* **Text segment**:
>> BEGIN
As the primary objective is to ensure guest availability, we can classify the services that the guests depend on, in terms of criticality. This means that if the guest availability depends on the availability of the system service, that service itself, as well as all the services that it depends on becomes availability critical service. For the OpenStack and node services, we can broadly classify the services to following criticality categories:
- Critical: service with immediate guest outage on activation (100% activation probability): all services that guests are using "all the time". Examples include all critical compute node services (compute, network, storage), all critical shared services (centralized/CEPH storage services, system network services (including gateway node services, LBaaS when used, etc.)
- Major: service with conditional guest outage on activation (less than 100% activation probability): all services that become critical when used by the guests, typically related to API calls. Such services are all services that modify the guest / system network etc. configuration, typically invoked as part of the guest lifecycle management operations such as scaling in/out, failure remediation etc. If these services are unavailable when requested, they can directly translate to (i.e. add to) guest downtime. Generally OpenStack API services and HEAT, and ALL of the services they depend on (e.g. messaging, scheduler, databases, authentication etc.) would be in this category. Note that the activation probability for the major failures increases as the system size (number of nodes/guests) increases.
- Minor: no direct impact on guest service availability state: all services that are non-critical to the availability of the running guest's and their associated (provided) services. Example: Horizon GUI services.
The downtime targets are for all causes, including failures (all causes; HW failures and SW defect related failures), updates/upgrades etc., which means that no single cause (or category of causes) can "claim" the whole un-availability "budget". Since update/upgrade operations are performed on-demand, the performance is expected to be better than failure related performance because the system can take actions to reconfigure itself to minimize the impact (e.g. through gracefully removing the entity subject to the update from service rather than performing asynchronous remediation sequence, as is the case of the failure related actions). Target update/upgrade frequency (in terms of operations expected per year) should linearly decrease the individual update downtime allocations (e.g. if you expect Devops environment with monthly updates, then ea. Update can take 1/12th of allocated yearly downtime).
>> END
* **Collected data**:
>> BEGIN
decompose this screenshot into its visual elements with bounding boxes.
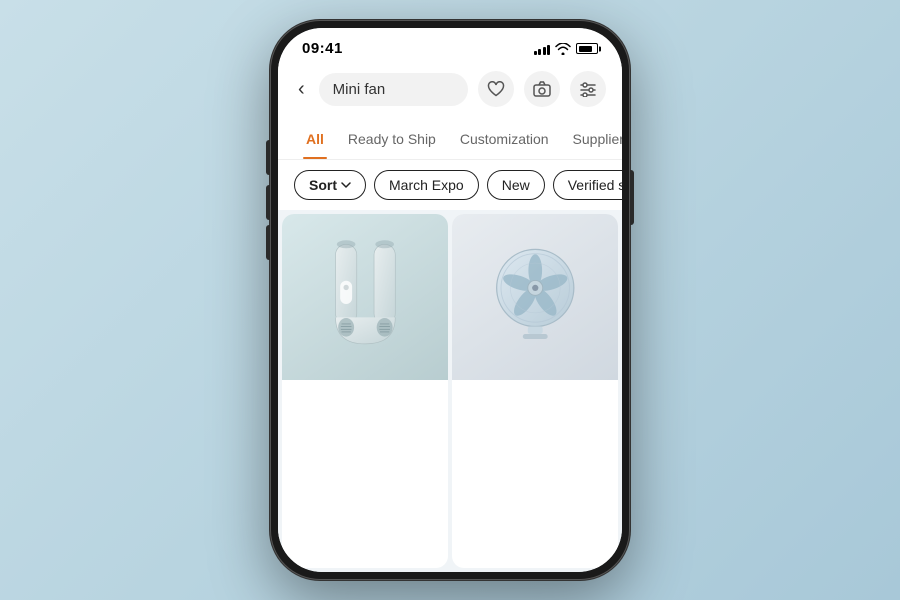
>> END
* **Instructions to follow**: Copy the passage on service criticality word for word, from "- Major: service" to "of nodes/guests) increases.".

* **Solution**:
- Major: service with conditional guest outage on activation (less than 100% activation probability): all services that become critical when used by the guests, typically related to API calls. Such services are all services that modify the guest / system network etc. configuration, typically invoked as part of the guest lifecycle management operations such as scaling in/out, failure remediation etc. If these services are unavailable when requested, they can directly translate to (i.e. add to) guest downtime. Generally OpenStack API services and HEAT, and ALL of the services they depend on (e.g. messaging, scheduler, databases, authentication etc.) would be in this category. Note that the activation probability for the major failures increases as the system size (number of nodes/guests) increases.